> [SET PROBLEM]
Gather the lines from the material that contain "label".
━━━ RAW DATA ━━━
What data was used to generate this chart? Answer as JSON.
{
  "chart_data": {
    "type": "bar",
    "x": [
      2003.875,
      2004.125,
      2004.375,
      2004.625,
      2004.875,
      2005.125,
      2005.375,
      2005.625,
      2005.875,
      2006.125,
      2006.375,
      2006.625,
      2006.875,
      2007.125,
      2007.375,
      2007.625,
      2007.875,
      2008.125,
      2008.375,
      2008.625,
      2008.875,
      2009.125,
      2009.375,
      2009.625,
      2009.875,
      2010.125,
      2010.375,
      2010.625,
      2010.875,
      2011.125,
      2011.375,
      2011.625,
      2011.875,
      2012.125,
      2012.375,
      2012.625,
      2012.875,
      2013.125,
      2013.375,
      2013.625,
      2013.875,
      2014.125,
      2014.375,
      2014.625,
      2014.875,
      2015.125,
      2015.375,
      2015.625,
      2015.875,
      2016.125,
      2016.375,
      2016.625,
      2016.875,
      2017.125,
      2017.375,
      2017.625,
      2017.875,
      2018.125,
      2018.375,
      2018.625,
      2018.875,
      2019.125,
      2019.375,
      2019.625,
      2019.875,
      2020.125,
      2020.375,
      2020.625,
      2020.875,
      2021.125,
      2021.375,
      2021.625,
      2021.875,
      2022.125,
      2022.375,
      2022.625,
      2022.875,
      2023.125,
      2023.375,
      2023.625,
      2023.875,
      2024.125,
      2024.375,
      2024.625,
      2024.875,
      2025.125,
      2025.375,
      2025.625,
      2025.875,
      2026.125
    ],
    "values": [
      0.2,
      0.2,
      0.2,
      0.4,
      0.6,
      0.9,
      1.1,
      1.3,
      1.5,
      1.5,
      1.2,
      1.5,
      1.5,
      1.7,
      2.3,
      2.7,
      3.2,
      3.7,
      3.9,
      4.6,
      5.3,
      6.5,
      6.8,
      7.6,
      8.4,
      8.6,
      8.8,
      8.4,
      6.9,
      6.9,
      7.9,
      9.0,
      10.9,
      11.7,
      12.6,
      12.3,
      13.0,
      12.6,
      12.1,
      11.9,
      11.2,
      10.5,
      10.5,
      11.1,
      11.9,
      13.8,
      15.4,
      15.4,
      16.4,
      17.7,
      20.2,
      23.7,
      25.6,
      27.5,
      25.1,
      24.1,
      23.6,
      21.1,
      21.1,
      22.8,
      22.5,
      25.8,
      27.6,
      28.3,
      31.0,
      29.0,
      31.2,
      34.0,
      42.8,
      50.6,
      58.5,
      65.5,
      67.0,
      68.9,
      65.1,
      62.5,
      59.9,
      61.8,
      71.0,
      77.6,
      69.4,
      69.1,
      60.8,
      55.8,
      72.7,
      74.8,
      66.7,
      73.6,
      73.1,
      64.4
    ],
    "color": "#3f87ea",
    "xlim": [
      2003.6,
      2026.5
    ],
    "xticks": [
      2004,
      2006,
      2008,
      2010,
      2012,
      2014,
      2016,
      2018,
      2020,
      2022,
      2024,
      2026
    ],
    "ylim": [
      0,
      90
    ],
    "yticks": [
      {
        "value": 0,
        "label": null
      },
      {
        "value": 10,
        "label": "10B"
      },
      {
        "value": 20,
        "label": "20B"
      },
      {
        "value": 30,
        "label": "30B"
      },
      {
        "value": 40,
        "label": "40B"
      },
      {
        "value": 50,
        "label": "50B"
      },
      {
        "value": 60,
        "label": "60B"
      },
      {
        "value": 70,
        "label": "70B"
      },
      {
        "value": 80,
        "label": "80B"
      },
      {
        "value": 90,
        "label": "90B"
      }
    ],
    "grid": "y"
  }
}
━━━
> [REPLY]
        "label": null
        "label": "10B"
        "label": "20B"
        "label": "30B"
        "label": "40B"
        "label": "50B"
        "label": "60B"
        "label": "70B"
        "label": "80B"
        "label": "90B"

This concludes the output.